- [AIM] Lines that include the word "title" are the ones to copy.

- [DATA SUPPLIED]

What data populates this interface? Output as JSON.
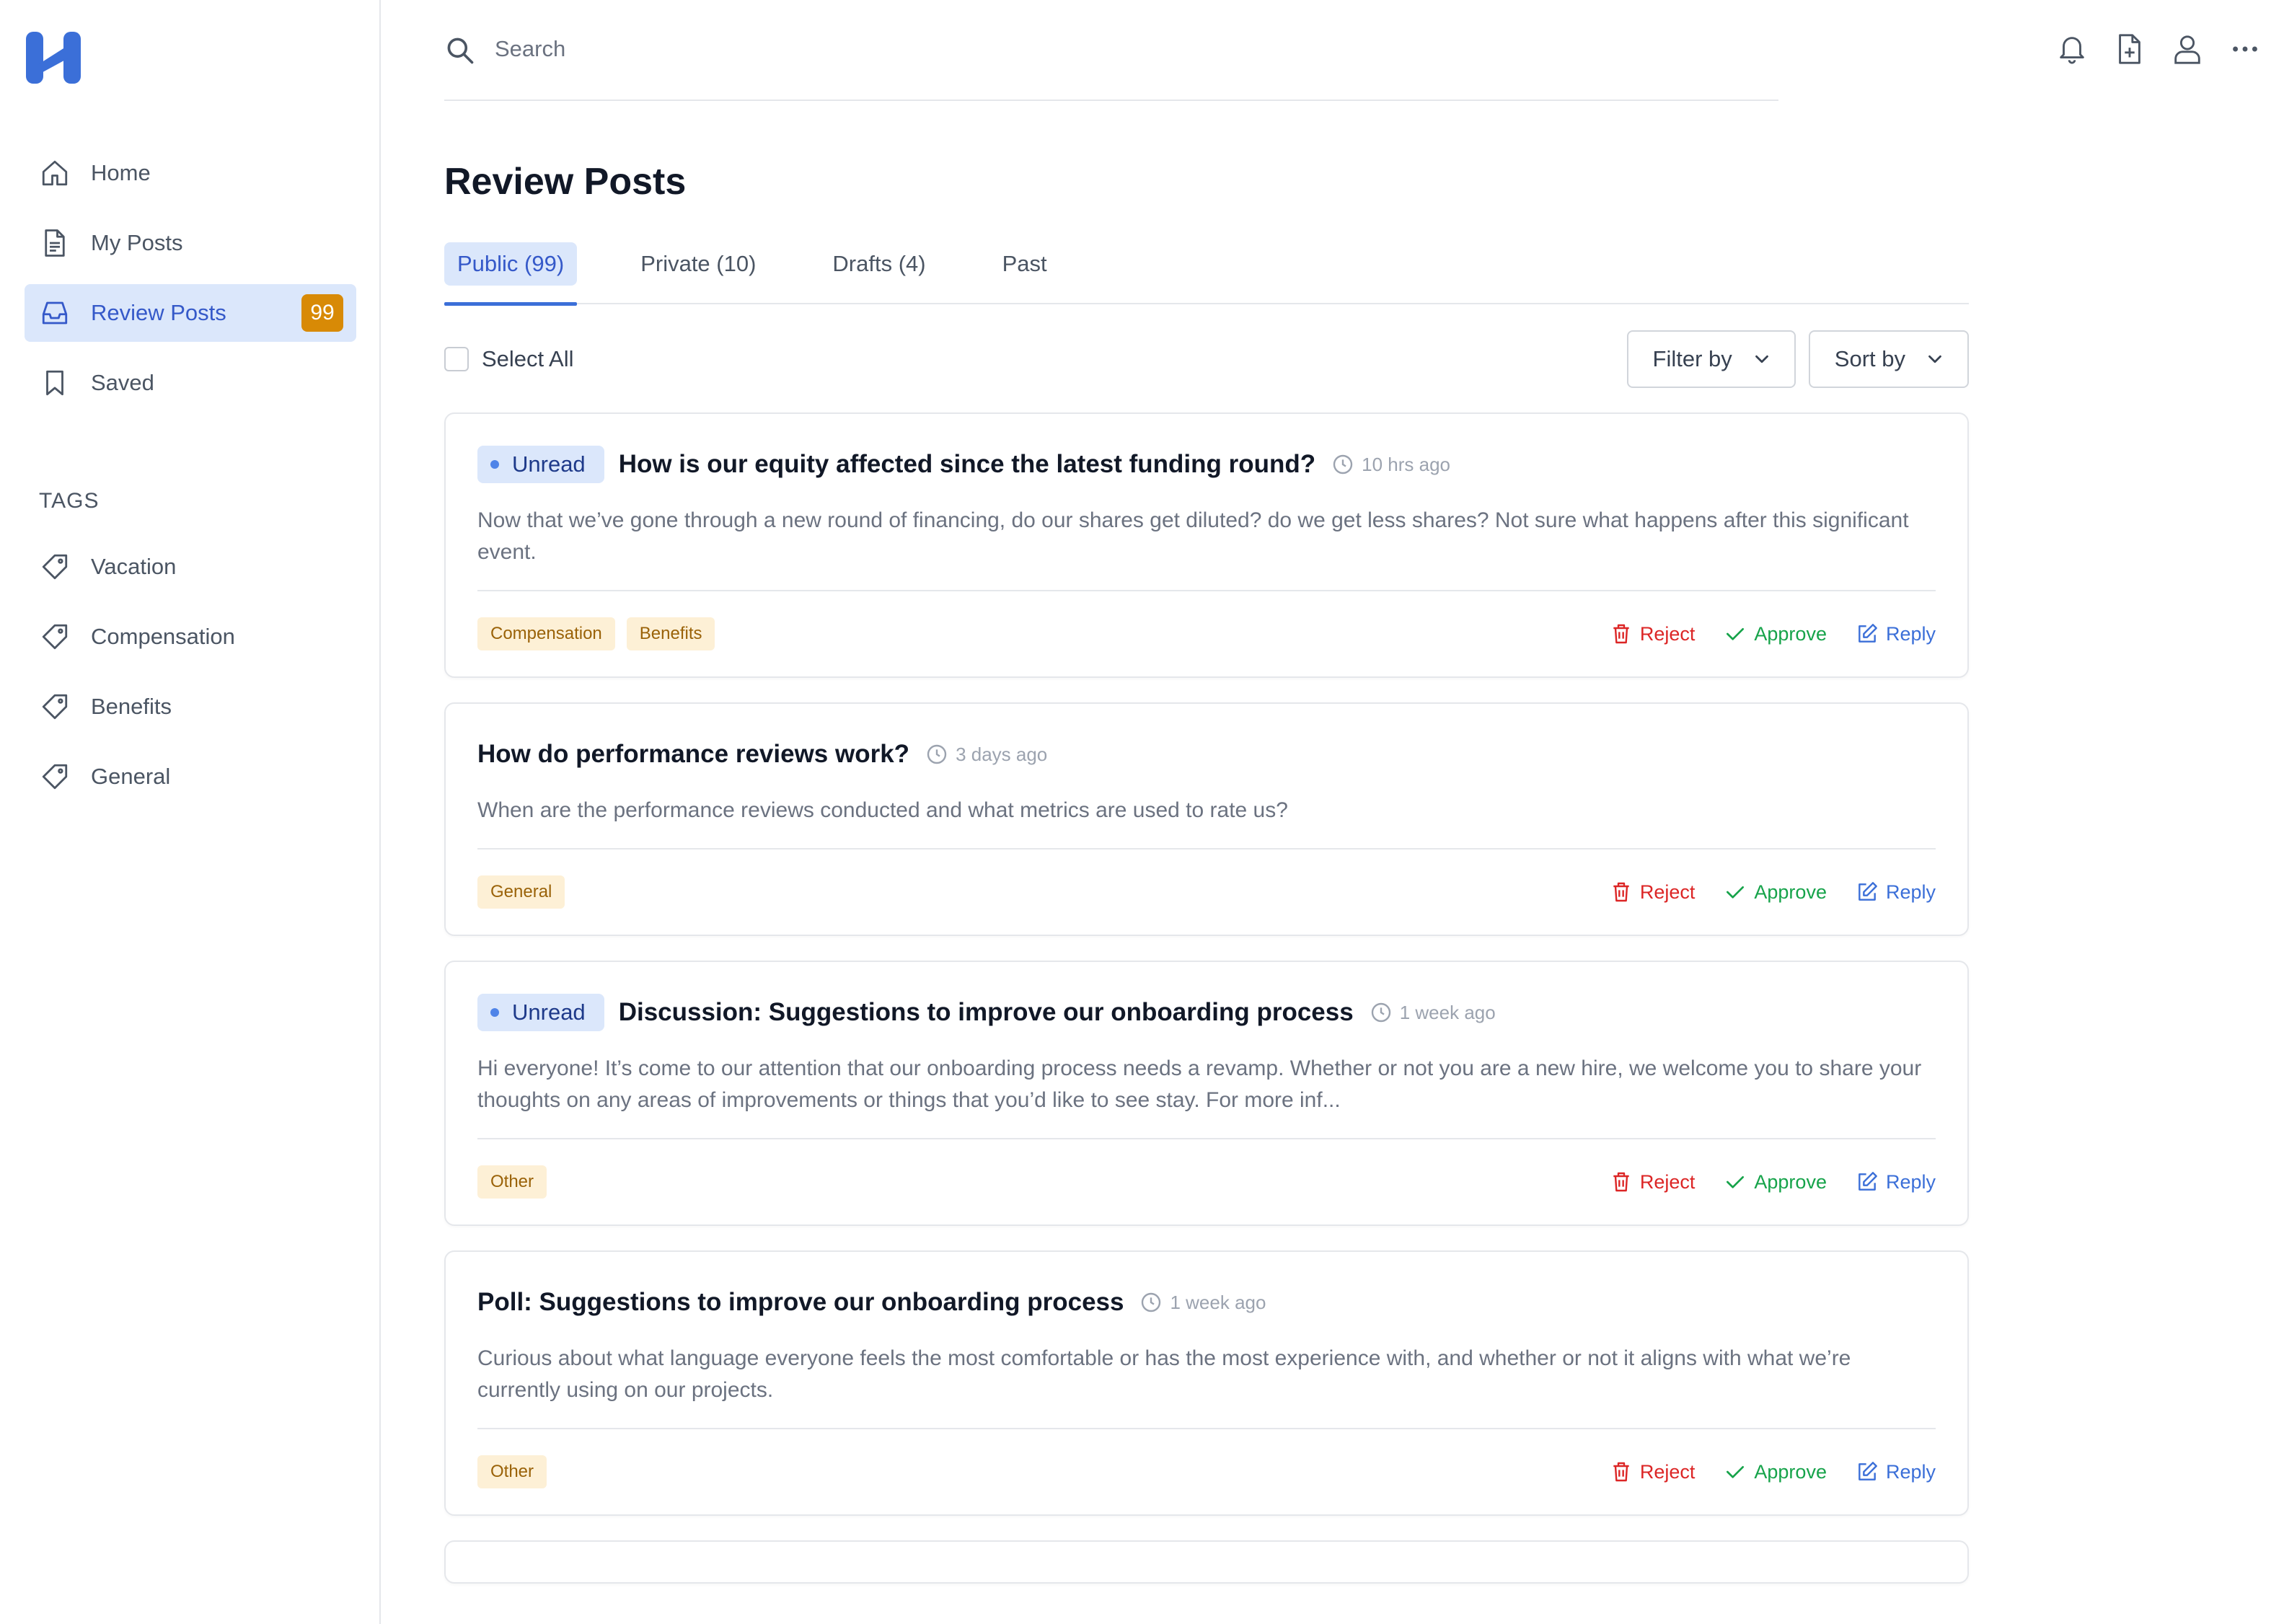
{
  "brand": {
    "logo_icon": "logo-h-icon",
    "accent": "#3b6fd8"
  },
  "search": {
    "placeholder": "Search",
    "value": ""
  },
  "top_icons": [
    "bell-icon",
    "new-document-icon",
    "user-icon",
    "more-icon"
  ],
  "sidebar": {
    "items": [
      {
        "label": "Home",
        "icon": "home-icon"
      },
      {
        "label": "My Posts",
        "icon": "document-icon"
      },
      {
        "label": "Review Posts",
        "icon": "inbox-icon",
        "badge": "99",
        "active": true
      },
      {
        "label": "Saved",
        "icon": "bookmark-icon"
      }
    ],
    "tags_heading": "TAGS",
    "tags": [
      {
        "label": "Vacation",
        "icon": "tag-icon"
      },
      {
        "label": "Compensation",
        "icon": "tag-icon"
      },
      {
        "label": "Benefits",
        "icon": "tag-icon"
      },
      {
        "label": "General",
        "icon": "tag-icon"
      }
    ]
  },
  "page": {
    "title": "Review Posts"
  },
  "tabs": [
    {
      "label": "Public (99)",
      "active": true
    },
    {
      "label": "Private (10)"
    },
    {
      "label": "Drafts (4)"
    },
    {
      "label": "Past"
    }
  ],
  "toolbar": {
    "select_all": "Select All",
    "filter": "Filter by",
    "sort": "Sort by"
  },
  "actions": {
    "reject": "Reject",
    "approve": "Approve",
    "reply": "Reply"
  },
  "posts": [
    {
      "unread": true,
      "unread_label": "Unread",
      "title": "How is our equity affected since the latest funding round?",
      "time": "10 hrs ago",
      "body": "Now that we’ve gone through a new round of financing, do our shares get diluted? do we get less shares? Not sure what happens after this significant event.",
      "tags": [
        "Compensation",
        "Benefits"
      ]
    },
    {
      "unread": false,
      "title": "How do performance reviews work?",
      "time": "3 days ago",
      "body": "When are the performance reviews conducted and what metrics are used to rate us?",
      "tags": [
        "General"
      ]
    },
    {
      "unread": true,
      "unread_label": "Unread",
      "title": "Discussion: Suggestions to improve our onboarding process",
      "time": "1 week ago",
      "body": "Hi everyone! It’s come to our attention that our onboarding process needs a revamp. Whether or not you are a new hire, we welcome you to share your thoughts on any areas of improvements or things that you’d like to see stay. For more inf...",
      "tags": [
        "Other"
      ]
    },
    {
      "unread": false,
      "title": "Poll: Suggestions to improve our onboarding process",
      "time": "1 week ago",
      "body": "Curious about what language everyone feels the most comfortable or has the most experience with, and whether or not it aligns with what we’re currently using on our projects.",
      "tags": [
        "Other"
      ]
    }
  ]
}
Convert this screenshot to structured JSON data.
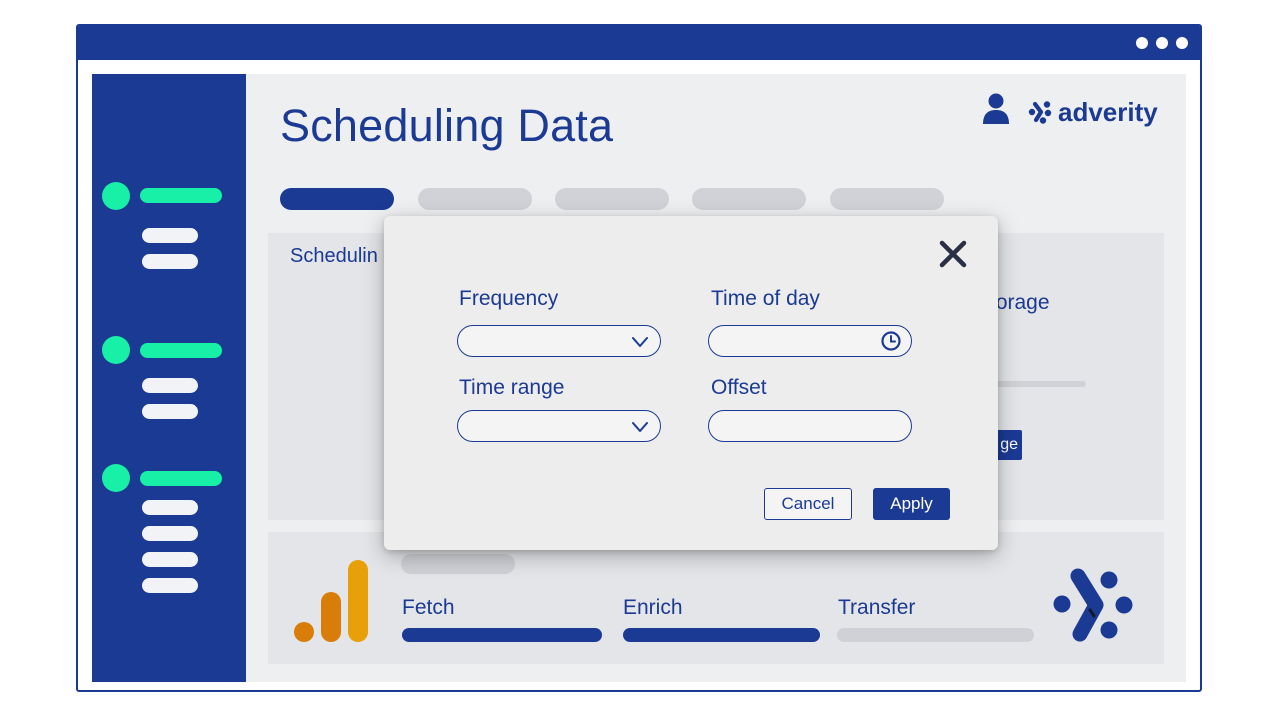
{
  "page": {
    "title": "Scheduling Data"
  },
  "header": {
    "brand": "adverity"
  },
  "background_card": {
    "title": "Schedulin",
    "storage_label": "torage",
    "storage_button": "ge"
  },
  "modal": {
    "frequency_label": "Frequency",
    "frequency_value": "",
    "time_of_day_label": "Time of day",
    "time_of_day_value": "",
    "time_range_label": "Time range",
    "time_range_value": "",
    "offset_label": "Offset",
    "offset_value": "",
    "cancel_label": "Cancel",
    "apply_label": "Apply"
  },
  "pipeline": {
    "steps": [
      {
        "label": "Fetch",
        "complete": true
      },
      {
        "label": "Enrich",
        "complete": true
      },
      {
        "label": "Transfer",
        "complete": false
      }
    ]
  },
  "colors": {
    "primary": "#1b3a94",
    "accent": "#17f0a6",
    "background": "#eeeff1",
    "inactive": "#d0d2d7",
    "analytics_orange": "#e8a008",
    "analytics_dark_orange": "#d87d0a"
  },
  "icons": {
    "user": "user-icon",
    "brand_logo": "adverity-logo-icon",
    "close": "close-icon",
    "dropdown": "chevron-down-icon",
    "time": "clock-icon",
    "source": "google-analytics-icon",
    "destination": "adverity-mark-icon"
  }
}
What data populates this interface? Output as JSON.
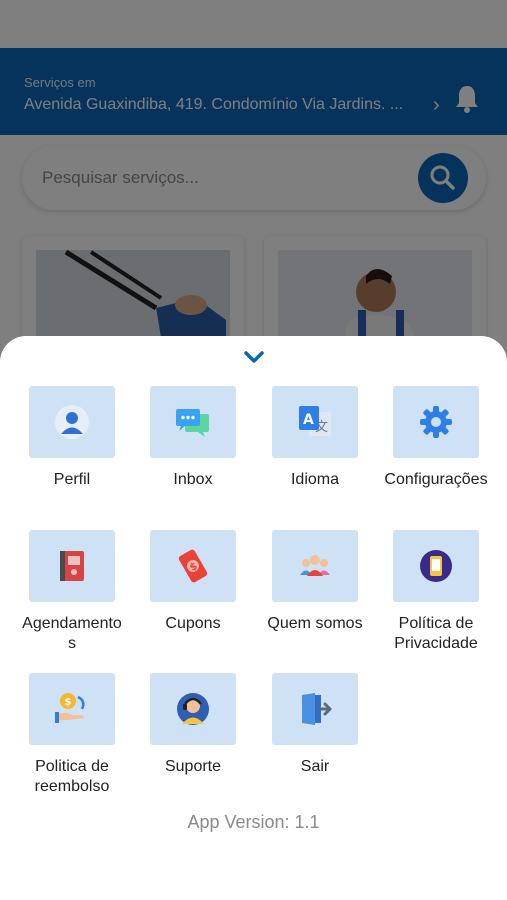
{
  "header": {
    "services_label": "Serviços em",
    "address": "Avenida Guaxindiba, 419. Condomínio Via Jardins. ...",
    "chevron": "›"
  },
  "search": {
    "placeholder": "Pesquisar serviços..."
  },
  "menu": {
    "items": [
      {
        "label": "Perfil",
        "icon": "person-icon"
      },
      {
        "label": "Inbox",
        "icon": "chat-bubbles-icon"
      },
      {
        "label": "Idioma",
        "icon": "translate-icon"
      },
      {
        "label": "Configurações",
        "icon": "gear-icon"
      },
      {
        "label": "Agendamento\ns",
        "icon": "calendar-book-icon"
      },
      {
        "label": "Cupons",
        "icon": "coupon-icon"
      },
      {
        "label": "Quem somos",
        "icon": "team-icon"
      },
      {
        "label": "Política de\nPrivacidade",
        "icon": "privacy-phone-icon"
      },
      {
        "label": "Politica de\nreembolso",
        "icon": "refund-hand-icon"
      },
      {
        "label": "Suporte",
        "icon": "support-agent-icon"
      },
      {
        "label": "Sair",
        "icon": "logout-door-icon"
      }
    ]
  },
  "footer": {
    "version": "App Version: 1.1"
  },
  "colors": {
    "primary": "#0a67b8",
    "tile": "#cfe2f5"
  }
}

- [EXERCISE RESULT]
    "title": "Review Posts"
      "title": "How is our equity affected since the latest funding round?",
      "title": "How do performance reviews work?",
      "title": "Discussion: Suggestions to improve our onboarding process",
      "title": "Poll: Suggestions to improve our onboarding process",
    "title": "Scheduling Data"
    "title": "Schedulin",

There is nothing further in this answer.